Description of the task: Skip every picture, and output exactly the lines starting at the one with "What text is on this page?" and running through the last line of the material below.

Data:
--- Begin ---

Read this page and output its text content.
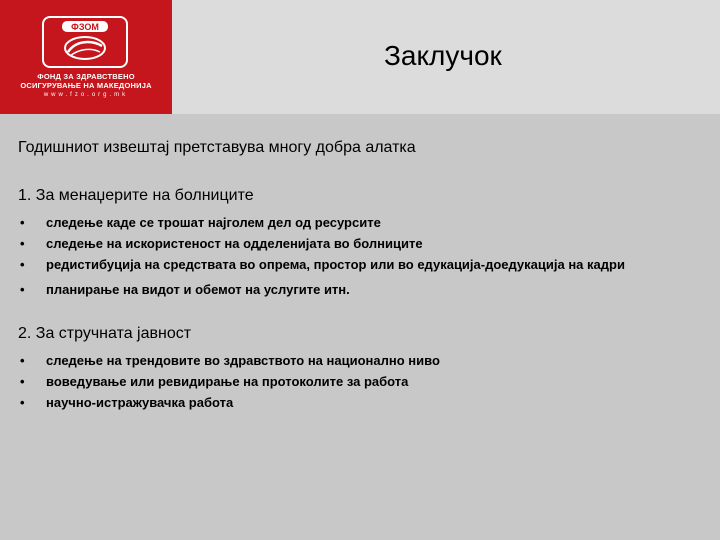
ФЗОМ
ФОНД ЗА ЗДРАВСТВЕНО
ОСИГУРУВАЊЕ НА МАКЕДОНИЈА
www.fzo.org.mk
Заклучок

Годишниот извештај претставува многу добра алатка

1. За менаџерите на болниците

• следење каде се трошат најголем дел од ресурсите
• следење на искористеност на одделенијата во болниците
• редистибуција на средствата во опрема, простор или во едукација-доедукација на кадри
• планирање на видот и обемот на услугите итн.

2. За стручната јавност

• следење на трендовите во здравството на национално ниво
• воведување или ревидирање на протоколите за работа
• научно-истражувачка работа
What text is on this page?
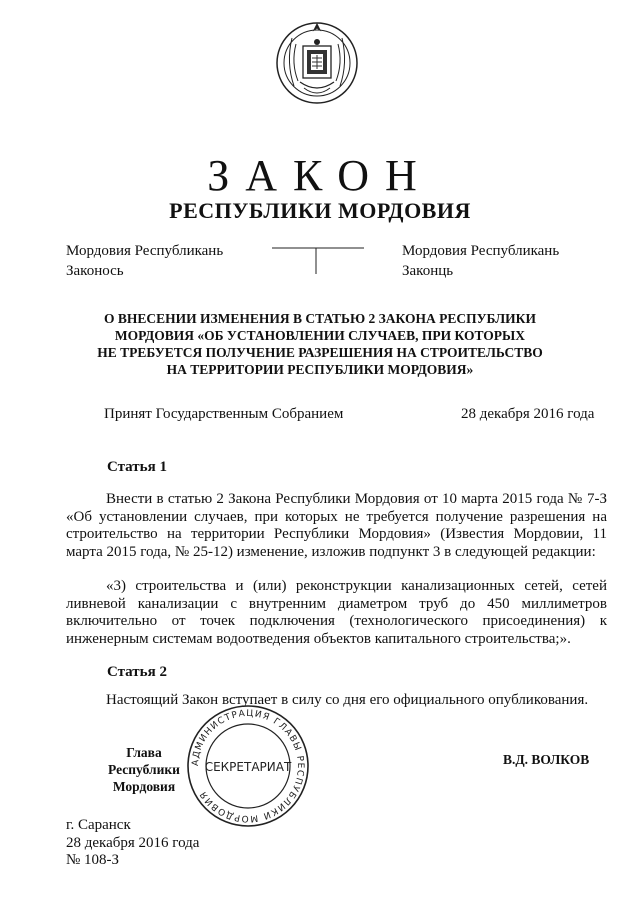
ЗАКОН
РЕСПУБЛИКИ МОРДОВИЯ
Мордовия Республикань
Законось
Мордовия Республикань
Законць
О ВНЕСЕНИИ ИЗМЕНЕНИЯ В СТАТЬЮ 2 ЗАКОНА РЕСПУБЛИКИ
МОРДОВИЯ «ОБ УСТАНОВЛЕНИИ СЛУЧАЕВ, ПРИ КОТОРЫХ
НЕ ТРЕБУЕТСЯ ПОЛУЧЕНИЕ РАЗРЕШЕНИЯ НА СТРОИТЕЛЬСТВО
НА ТЕРРИТОРИИ РЕСПУБЛИКИ МОРДОВИЯ»
Принят Государственным Собранием	28 декабря 2016 года
Статья 1
Внести в статью 2 Закона Республики Мордовия от 10 марта 2015 года № 7-З «Об установлении случаев, при которых не требуется получение разрешения на строительство на территории Республики Мордовия» (Известия Мордовии, 11 марта 2015 года, № 25-12) изменение, изложив подпункт 3 в следующей редакции:
«3) строительства и (или) реконструкции канализационных сетей, сетей ливневой канализации с внутренним диаметром труб до 450 миллиметров включительно от точек подключения (технологического присоединения) к инженерным системам водоотведения объектов капитального строительства;».
Статья 2
Настоящий Закон вступает в силу со дня его официального опубликования.
Глава
Республики Мордовия
В.Д. ВОЛКОВ
г. Саранск
28 декабря 2016 года
№ 108-З
АДМИНИСТРАЦИЯ ГЛАВЫ РЕСПУБЛИКИ МОРДОВИЯ
СЕКРЕТАРИАТ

--- End ---

Solution for this problem:
What text is on this page?
ЗАКОН
РЕСПУБЛИКИ МОРДОВИЯ
Мордовия Республикань
Законось
Мордовия Республикань
Законць
О ВНЕСЕНИИ ИЗМЕНЕНИЯ В СТАТЬЮ 2 ЗАКОНА РЕСПУБЛИКИ
МОРДОВИЯ «ОБ УСТАНОВЛЕНИИ СЛУЧАЕВ, ПРИ КОТОРЫХ
НЕ ТРЕБУЕТСЯ ПОЛУЧЕНИЕ РАЗРЕШЕНИЯ НА СТРОИТЕЛЬСТВО
НА ТЕРРИТОРИИ РЕСПУБЛИКИ МОРДОВИЯ»
Принят Государственным Собранием	28 декабря 2016 года
Статья 1
Внести в статью 2 Закона Республики Мордовия от 10 марта 2015 года № 7-З «Об установлении случаев, при которых не требуется получение разрешения на строительство на территории Республики Мордовия» (Известия Мордовии, 11 марта 2015 года, № 25-12) изменение, изложив подпункт 3 в следующей редакции:
«3) строительства и (или) реконструкции канализационных сетей, сетей ливневой канализации с внутренним диаметром труб до 450 миллиметров включительно от точек подключения (технологического присоединения) к инженерным системам водоотведения объектов капитального строительства;».
Статья 2
Настоящий Закон вступает в силу со дня его официального опубликования.
Глава
Республики Мордовия
В.Д. ВОЛКОВ
г. Саранск
28 декабря 2016 года
№ 108-З
АДМИНИСТРАЦИЯ ГЛАВЫ РЕСПУБЛИКИ МОРДОВИЯ
СЕКРЕТАРИАТ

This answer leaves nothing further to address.